◆ **Challenge**:
Leave out the images; return the rest of the data exactly.

◆ **Provided data**:
==================================================
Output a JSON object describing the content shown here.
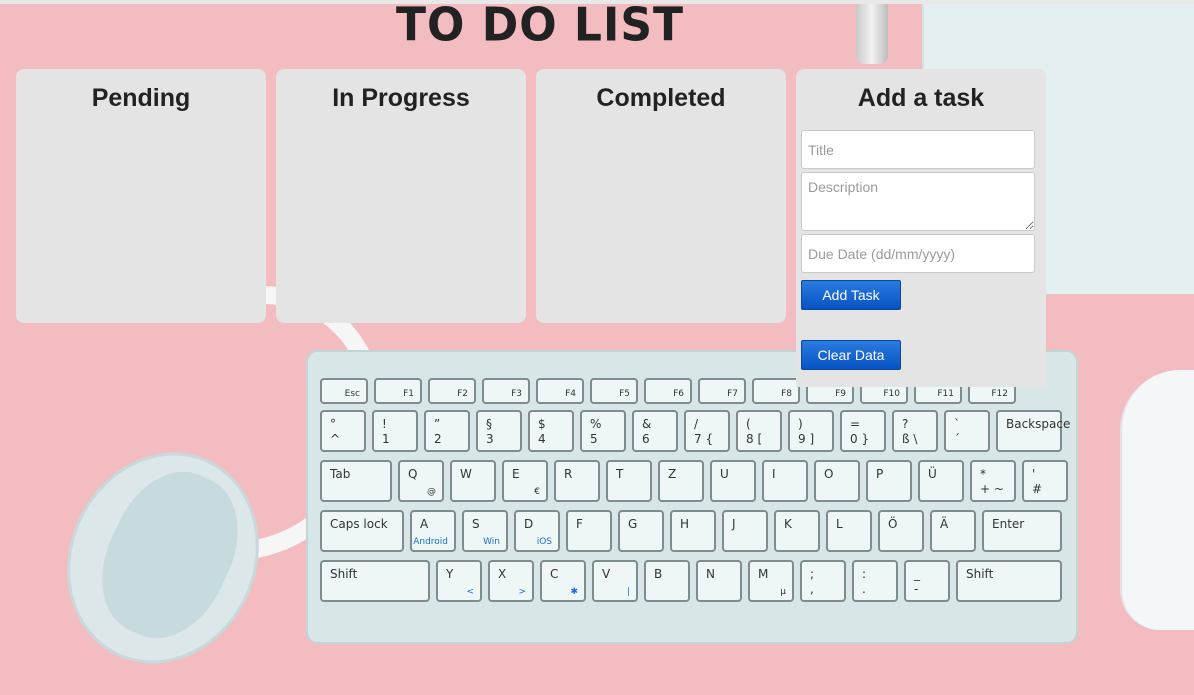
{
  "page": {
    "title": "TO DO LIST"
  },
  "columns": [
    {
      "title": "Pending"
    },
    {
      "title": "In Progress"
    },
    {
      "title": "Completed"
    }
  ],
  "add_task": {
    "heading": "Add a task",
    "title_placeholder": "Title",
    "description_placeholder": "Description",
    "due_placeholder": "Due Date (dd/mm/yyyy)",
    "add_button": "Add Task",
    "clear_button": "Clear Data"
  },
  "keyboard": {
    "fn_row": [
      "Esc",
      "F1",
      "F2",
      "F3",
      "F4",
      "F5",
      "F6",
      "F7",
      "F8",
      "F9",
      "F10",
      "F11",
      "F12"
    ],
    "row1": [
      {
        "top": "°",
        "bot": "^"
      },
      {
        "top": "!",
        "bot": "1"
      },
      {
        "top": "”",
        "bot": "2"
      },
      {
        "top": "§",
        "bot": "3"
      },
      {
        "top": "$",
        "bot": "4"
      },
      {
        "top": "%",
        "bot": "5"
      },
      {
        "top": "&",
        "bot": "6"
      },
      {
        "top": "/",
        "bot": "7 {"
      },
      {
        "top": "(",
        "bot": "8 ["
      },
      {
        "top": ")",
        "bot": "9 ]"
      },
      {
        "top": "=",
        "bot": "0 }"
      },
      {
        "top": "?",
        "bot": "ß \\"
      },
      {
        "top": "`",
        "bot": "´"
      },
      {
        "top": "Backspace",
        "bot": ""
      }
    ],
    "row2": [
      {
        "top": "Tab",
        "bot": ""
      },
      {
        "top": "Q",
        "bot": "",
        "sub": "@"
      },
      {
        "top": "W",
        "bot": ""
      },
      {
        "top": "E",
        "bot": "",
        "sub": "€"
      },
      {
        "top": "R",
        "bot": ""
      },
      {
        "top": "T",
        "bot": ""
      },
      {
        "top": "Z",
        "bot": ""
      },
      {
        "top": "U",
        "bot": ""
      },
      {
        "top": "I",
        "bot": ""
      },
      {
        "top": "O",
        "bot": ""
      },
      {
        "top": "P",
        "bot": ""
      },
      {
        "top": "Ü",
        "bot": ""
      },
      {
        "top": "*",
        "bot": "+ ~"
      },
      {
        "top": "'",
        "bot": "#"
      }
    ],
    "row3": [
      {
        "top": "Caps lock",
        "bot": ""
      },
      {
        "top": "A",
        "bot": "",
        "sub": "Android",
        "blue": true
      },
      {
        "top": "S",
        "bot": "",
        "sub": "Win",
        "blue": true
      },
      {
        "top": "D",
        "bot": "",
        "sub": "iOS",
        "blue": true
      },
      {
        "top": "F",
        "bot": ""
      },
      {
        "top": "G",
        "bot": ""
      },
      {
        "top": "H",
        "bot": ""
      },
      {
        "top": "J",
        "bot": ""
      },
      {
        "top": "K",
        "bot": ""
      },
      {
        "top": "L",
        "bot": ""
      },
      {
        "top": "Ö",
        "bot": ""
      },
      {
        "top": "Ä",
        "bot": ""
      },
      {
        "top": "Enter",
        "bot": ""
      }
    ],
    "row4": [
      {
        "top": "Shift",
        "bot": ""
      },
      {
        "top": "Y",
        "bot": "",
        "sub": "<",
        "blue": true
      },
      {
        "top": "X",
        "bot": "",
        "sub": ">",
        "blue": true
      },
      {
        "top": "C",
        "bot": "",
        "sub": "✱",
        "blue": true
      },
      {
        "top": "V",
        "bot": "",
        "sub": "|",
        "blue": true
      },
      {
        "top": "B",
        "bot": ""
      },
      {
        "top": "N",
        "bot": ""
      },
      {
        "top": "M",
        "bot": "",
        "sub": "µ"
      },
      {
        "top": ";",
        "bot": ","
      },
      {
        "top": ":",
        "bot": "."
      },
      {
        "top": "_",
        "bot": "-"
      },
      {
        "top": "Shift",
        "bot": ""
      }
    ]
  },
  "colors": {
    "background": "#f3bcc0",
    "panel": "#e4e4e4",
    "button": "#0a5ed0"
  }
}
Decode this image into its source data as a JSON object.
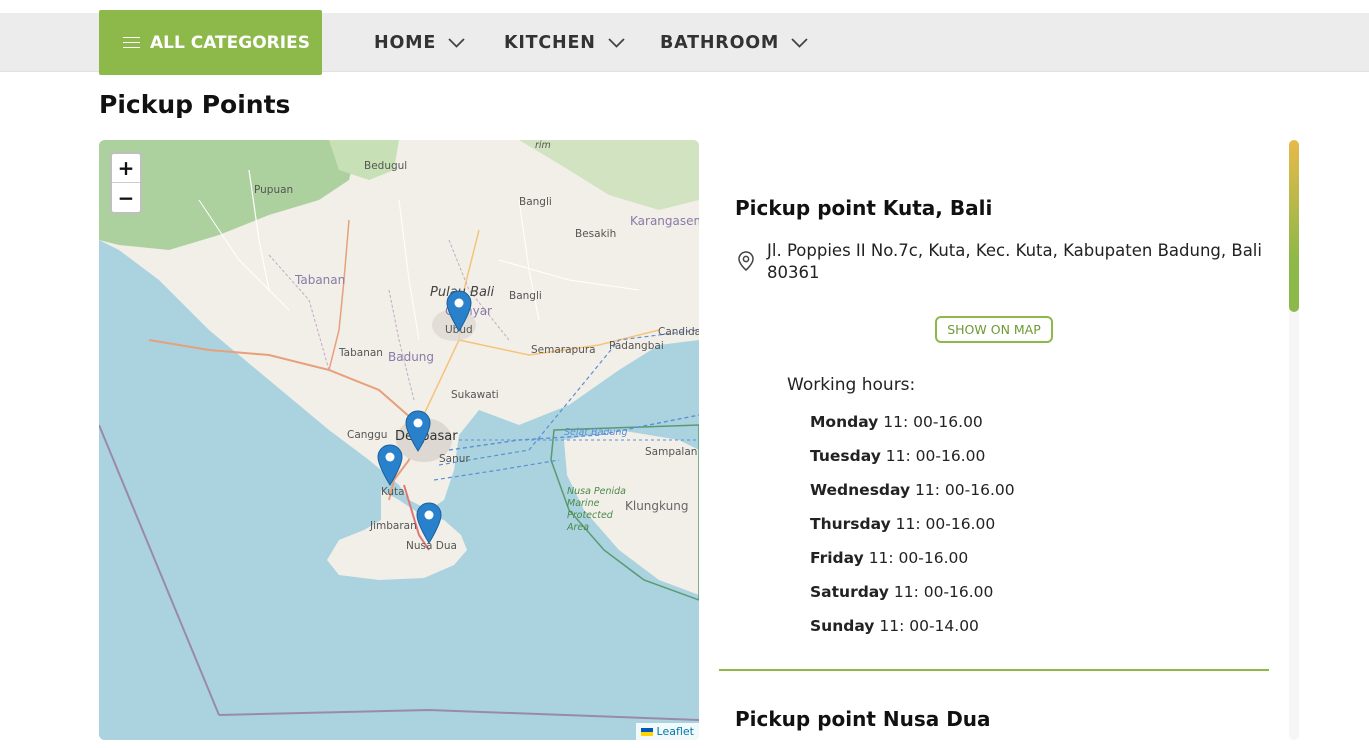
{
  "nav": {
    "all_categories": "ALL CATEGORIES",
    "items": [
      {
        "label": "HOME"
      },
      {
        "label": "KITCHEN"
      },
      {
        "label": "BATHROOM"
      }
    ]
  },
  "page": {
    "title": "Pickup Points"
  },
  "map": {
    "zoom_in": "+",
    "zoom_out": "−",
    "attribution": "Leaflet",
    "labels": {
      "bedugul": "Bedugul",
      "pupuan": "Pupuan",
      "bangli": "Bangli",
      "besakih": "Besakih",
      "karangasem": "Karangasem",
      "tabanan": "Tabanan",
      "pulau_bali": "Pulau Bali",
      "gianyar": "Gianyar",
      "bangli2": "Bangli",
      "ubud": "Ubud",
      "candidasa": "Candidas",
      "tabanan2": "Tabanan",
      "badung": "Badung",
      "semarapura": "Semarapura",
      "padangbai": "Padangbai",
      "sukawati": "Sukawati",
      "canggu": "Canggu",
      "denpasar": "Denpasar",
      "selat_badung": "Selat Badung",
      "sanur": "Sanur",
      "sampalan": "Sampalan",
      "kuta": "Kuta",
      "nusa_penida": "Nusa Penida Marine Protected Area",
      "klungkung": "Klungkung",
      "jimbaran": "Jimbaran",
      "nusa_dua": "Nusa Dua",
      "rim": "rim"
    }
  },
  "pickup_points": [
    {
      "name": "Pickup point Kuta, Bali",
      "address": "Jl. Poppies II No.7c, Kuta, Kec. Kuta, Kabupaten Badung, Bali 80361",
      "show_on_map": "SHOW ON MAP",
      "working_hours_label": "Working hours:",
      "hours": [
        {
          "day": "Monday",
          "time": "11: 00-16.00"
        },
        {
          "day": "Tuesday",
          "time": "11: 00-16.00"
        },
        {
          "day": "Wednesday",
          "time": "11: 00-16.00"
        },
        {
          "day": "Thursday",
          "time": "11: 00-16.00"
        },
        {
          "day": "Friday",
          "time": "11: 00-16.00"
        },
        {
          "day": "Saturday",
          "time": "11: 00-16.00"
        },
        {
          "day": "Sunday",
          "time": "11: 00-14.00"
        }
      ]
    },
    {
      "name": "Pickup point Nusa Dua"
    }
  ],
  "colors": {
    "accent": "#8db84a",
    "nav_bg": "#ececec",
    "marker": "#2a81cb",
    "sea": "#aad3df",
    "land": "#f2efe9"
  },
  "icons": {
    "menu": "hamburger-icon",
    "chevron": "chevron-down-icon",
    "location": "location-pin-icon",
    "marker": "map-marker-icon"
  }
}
==================================================
◆ **The result**:
Output a JSON object describing the content shown here.
{
  "page": {
    "title": "TO DO LIST"
  },
  "columns": [
    {
      "title": "Pending"
    },
    {
      "title": "In Progress"
    },
    {
      "title": "Completed"
    }
  ],
  "add_task": {
    "heading": "Add a task",
    "title_placeholder": "Title",
    "description_placeholder": "Description",
    "due_placeholder": "Due Date (dd/mm/yyyy)",
    "add_button": "Add Task",
    "clear_button": "Clear Data"
  },
  "keyboard": {
    "fn_row": [
      "Esc",
      "F1",
      "F2",
      "F3",
      "F4",
      "F5",
      "F6",
      "F7",
      "F8",
      "F9",
      "F10",
      "F11",
      "F12"
    ],
    "row1": [
      {
        "top": "°",
        "bot": "^"
      },
      {
        "top": "!",
        "bot": "1"
      },
      {
        "top": "”",
        "bot": "2"
      },
      {
        "top": "§",
        "bot": "3"
      },
      {
        "top": "$",
        "bot": "4"
      },
      {
        "top": "%",
        "bot": "5"
      },
      {
        "top": "&",
        "bot": "6"
      },
      {
        "top": "/",
        "bot": "7 {"
      },
      {
        "top": "(",
        "bot": "8 ["
      },
      {
        "top": ")",
        "bot": "9 ]"
      },
      {
        "top": "=",
        "bot": "0 }"
      },
      {
        "top": "?",
        "bot": "ß \\"
      },
      {
        "top": "`",
        "bot": "´"
      },
      {
        "top": "Backspace",
        "bot": ""
      }
    ],
    "row2": [
      {
        "top": "Tab",
        "bot": ""
      },
      {
        "top": "Q",
        "bot": "",
        "sub": "@"
      },
      {
        "top": "W",
        "bot": ""
      },
      {
        "top": "E",
        "bot": "",
        "sub": "€"
      },
      {
        "top": "R",
        "bot": ""
      },
      {
        "top": "T",
        "bot": ""
      },
      {
        "top": "Z",
        "bot": ""
      },
      {
        "top": "U",
        "bot": ""
      },
      {
        "top": "I",
        "bot": ""
      },
      {
        "top": "O",
        "bot": ""
      },
      {
        "top": "P",
        "bot": ""
      },
      {
        "top": "Ü",
        "bot": ""
      },
      {
        "top": "*",
        "bot": "+ ~"
      },
      {
        "top": "'",
        "bot": "#"
      }
    ],
    "row3": [
      {
        "top": "Caps lock",
        "bot": ""
      },
      {
        "top": "A",
        "bot": "",
        "sub": "Android",
        "blue": true
      },
      {
        "top": "S",
        "bot": "",
        "sub": "Win",
        "blue": true
      },
      {
        "top": "D",
        "bot": "",
        "sub": "iOS",
        "blue": true
      },
      {
        "top": "F",
        "bot": ""
      },
      {
        "top": "G",
        "bot": ""
      },
      {
        "top": "H",
        "bot": ""
      },
      {
        "top": "J",
        "bot": ""
      },
      {
        "top": "K",
        "bot": ""
      },
      {
        "top": "L",
        "bot": ""
      },
      {
        "top": "Ö",
        "bot": ""
      },
      {
        "top": "Ä",
        "bot": ""
      },
      {
        "top": "Enter",
        "bot": ""
      }
    ],
    "row4": [
      {
        "top": "Shift",
        "bot": ""
      },
      {
        "top": "Y",
        "bot": "",
        "sub": "<",
        "blue": true
      },
      {
        "top": "X",
        "bot": "",
        "sub": ">",
        "blue": true
      },
      {
        "top": "C",
        "bot": "",
        "sub": "✱",
        "blue": true
      },
      {
        "top": "V",
        "bot": "",
        "sub": "|",
        "blue": true
      },
      {
        "top": "B",
        "bot": ""
      },
      {
        "top": "N",
        "bot": ""
      },
      {
        "top": "M",
        "bot": "",
        "sub": "µ"
      },
      {
        "top": ";",
        "bot": ","
      },
      {
        "top": ":",
        "bot": "."
      },
      {
        "top": "_",
        "bot": "-"
      },
      {
        "top": "Shift",
        "bot": ""
      }
    ]
  },
  "colors": {
    "background": "#f3bcc0",
    "panel": "#e4e4e4",
    "button": "#0a5ed0"
  }
}
Decode this image into its source data as a JSON object.
{
  "nav": {
    "all_categories": "ALL CATEGORIES",
    "items": [
      {
        "label": "HOME"
      },
      {
        "label": "KITCHEN"
      },
      {
        "label": "BATHROOM"
      }
    ]
  },
  "page": {
    "title": "Pickup Points"
  },
  "map": {
    "zoom_in": "+",
    "zoom_out": "−",
    "attribution": "Leaflet",
    "labels": {
      "bedugul": "Bedugul",
      "pupuan": "Pupuan",
      "bangli": "Bangli",
      "besakih": "Besakih",
      "karangasem": "Karangasem",
      "tabanan": "Tabanan",
      "pulau_bali": "Pulau Bali",
      "gianyar": "Gianyar",
      "bangli2": "Bangli",
      "ubud": "Ubud",
      "candidasa": "Candidas",
      "tabanan2": "Tabanan",
      "badung": "Badung",
      "semarapura": "Semarapura",
      "padangbai": "Padangbai",
      "sukawati": "Sukawati",
      "canggu": "Canggu",
      "denpasar": "Denpasar",
      "selat_badung": "Selat Badung",
      "sanur": "Sanur",
      "sampalan": "Sampalan",
      "kuta": "Kuta",
      "nusa_penida": "Nusa Penida Marine Protected Area",
      "klungkung": "Klungkung",
      "jimbaran": "Jimbaran",
      "nusa_dua": "Nusa Dua",
      "rim": "rim"
    }
  },
  "pickup_points": [
    {
      "name": "Pickup point Kuta, Bali",
      "address": "Jl. Poppies II No.7c, Kuta, Kec. Kuta, Kabupaten Badung, Bali 80361",
      "show_on_map": "SHOW ON MAP",
      "working_hours_label": "Working hours:",
      "hours": [
        {
          "day": "Monday",
          "time": "11: 00-16.00"
        },
        {
          "day": "Tuesday",
          "time": "11: 00-16.00"
        },
        {
          "day": "Wednesday",
          "time": "11: 00-16.00"
        },
        {
          "day": "Thursday",
          "time": "11: 00-16.00"
        },
        {
          "day": "Friday",
          "time": "11: 00-16.00"
        },
        {
          "day": "Saturday",
          "time": "11: 00-16.00"
        },
        {
          "day": "Sunday",
          "time": "11: 00-14.00"
        }
      ]
    },
    {
      "name": "Pickup point Nusa Dua"
    }
  ],
  "colors": {
    "accent": "#8db84a",
    "nav_bg": "#ececec",
    "marker": "#2a81cb",
    "sea": "#aad3df",
    "land": "#f2efe9"
  },
  "icons": {
    "menu": "hamburger-icon",
    "chevron": "chevron-down-icon",
    "location": "location-pin-icon",
    "marker": "map-marker-icon"
  }
}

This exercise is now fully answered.